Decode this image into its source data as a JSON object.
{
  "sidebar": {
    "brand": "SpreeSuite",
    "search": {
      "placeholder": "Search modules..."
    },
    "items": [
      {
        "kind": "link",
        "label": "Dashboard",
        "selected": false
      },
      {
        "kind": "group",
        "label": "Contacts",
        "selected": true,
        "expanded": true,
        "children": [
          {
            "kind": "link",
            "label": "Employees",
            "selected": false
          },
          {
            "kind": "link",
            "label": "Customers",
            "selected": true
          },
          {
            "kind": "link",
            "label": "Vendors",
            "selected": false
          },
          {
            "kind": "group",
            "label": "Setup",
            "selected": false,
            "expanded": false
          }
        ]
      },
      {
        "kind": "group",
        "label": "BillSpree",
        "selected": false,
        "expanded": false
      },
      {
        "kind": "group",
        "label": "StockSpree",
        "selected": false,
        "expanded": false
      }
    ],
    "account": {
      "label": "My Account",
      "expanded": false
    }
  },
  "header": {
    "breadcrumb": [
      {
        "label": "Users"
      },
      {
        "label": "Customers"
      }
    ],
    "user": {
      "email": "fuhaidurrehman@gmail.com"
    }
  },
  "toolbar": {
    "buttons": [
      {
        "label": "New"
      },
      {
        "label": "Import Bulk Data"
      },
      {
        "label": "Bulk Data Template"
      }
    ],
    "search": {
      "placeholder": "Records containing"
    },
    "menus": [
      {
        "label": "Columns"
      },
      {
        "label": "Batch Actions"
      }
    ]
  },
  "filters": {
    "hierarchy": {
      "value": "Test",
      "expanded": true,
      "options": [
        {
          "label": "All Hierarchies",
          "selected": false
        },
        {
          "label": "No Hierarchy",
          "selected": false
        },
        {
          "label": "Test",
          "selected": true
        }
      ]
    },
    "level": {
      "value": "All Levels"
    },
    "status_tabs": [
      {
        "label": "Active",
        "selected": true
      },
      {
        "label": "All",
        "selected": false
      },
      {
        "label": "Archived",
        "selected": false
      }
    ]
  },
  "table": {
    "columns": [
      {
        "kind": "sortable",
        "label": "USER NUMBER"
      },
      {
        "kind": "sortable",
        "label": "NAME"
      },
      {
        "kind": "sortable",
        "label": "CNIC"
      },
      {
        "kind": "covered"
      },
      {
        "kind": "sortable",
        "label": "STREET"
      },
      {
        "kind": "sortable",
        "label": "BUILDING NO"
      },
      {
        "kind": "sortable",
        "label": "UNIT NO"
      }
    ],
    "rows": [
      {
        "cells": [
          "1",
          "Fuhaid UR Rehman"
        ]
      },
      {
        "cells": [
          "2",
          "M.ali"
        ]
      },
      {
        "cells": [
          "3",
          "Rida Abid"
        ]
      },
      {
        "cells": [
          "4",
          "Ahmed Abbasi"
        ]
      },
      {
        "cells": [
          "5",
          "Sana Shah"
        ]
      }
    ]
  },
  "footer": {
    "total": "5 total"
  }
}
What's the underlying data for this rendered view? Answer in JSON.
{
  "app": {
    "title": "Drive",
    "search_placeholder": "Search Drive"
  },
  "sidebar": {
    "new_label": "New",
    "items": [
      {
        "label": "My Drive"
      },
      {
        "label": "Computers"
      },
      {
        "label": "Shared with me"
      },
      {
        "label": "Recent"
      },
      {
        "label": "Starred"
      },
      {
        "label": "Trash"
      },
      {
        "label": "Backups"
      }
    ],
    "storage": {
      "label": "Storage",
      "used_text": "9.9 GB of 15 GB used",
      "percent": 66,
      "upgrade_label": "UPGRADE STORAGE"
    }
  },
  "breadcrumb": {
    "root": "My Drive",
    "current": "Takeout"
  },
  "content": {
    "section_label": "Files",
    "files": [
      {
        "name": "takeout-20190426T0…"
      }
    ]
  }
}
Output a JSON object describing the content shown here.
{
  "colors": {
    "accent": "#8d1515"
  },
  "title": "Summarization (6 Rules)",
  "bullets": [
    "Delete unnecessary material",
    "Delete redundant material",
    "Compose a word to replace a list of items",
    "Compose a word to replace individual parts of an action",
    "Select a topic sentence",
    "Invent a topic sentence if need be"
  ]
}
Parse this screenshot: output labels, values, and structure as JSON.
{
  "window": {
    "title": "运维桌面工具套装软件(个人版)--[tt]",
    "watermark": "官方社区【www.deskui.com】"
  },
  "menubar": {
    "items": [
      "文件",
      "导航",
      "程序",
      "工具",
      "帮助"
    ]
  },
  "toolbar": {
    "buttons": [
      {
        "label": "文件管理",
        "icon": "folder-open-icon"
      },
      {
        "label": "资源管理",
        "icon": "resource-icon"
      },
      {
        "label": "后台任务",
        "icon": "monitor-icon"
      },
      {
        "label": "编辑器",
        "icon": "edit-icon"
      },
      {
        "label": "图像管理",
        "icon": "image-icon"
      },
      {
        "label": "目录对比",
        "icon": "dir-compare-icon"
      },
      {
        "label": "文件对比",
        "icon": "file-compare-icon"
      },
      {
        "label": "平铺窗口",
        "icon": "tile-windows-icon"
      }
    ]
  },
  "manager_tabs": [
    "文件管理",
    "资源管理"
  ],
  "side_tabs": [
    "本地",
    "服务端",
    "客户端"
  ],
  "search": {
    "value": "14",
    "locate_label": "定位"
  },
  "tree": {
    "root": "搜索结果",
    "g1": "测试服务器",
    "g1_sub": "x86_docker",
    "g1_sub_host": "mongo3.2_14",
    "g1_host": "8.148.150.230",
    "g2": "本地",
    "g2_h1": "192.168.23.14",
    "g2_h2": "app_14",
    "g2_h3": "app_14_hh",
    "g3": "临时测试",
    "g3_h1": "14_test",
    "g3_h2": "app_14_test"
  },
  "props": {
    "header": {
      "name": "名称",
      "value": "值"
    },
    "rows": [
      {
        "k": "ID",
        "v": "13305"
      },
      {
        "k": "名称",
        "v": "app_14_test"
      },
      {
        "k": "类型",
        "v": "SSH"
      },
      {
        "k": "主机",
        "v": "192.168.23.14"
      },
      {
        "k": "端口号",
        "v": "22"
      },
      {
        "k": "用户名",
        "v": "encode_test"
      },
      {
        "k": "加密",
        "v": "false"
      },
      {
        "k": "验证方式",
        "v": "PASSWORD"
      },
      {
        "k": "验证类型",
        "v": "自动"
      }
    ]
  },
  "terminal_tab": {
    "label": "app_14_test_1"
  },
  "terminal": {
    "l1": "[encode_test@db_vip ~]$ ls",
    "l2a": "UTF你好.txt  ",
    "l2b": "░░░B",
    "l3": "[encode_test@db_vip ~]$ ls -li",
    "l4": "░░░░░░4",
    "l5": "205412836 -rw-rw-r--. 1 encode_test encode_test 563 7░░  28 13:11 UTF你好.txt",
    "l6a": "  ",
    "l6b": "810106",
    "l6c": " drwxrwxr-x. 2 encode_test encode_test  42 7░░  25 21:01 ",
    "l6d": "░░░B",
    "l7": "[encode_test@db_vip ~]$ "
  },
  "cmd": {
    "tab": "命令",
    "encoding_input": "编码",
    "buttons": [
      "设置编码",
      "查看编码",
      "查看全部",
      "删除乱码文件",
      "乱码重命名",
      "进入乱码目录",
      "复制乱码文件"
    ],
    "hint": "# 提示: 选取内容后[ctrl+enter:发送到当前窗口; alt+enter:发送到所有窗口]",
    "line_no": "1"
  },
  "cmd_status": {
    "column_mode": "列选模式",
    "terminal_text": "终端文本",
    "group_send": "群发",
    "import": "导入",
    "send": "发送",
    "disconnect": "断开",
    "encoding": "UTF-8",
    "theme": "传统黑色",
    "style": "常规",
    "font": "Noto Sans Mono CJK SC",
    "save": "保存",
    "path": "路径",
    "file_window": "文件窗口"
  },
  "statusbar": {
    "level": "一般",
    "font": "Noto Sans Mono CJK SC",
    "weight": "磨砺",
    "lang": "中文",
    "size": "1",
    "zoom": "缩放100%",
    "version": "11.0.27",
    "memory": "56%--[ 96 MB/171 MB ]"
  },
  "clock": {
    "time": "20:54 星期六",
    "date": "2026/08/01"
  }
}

────────────────

* _Aim_
Identify every line holding the word "icon" and copy it out.

* _The result_
        "icon": "folder-open-icon"
        "icon": "resource-icon"
        "icon": "monitor-icon"
        "icon": "edit-icon"
        "icon": "image-icon"
        "icon": "dir-compare-icon"
        "icon": "file-compare-icon"
        "icon": "tile-windows-icon"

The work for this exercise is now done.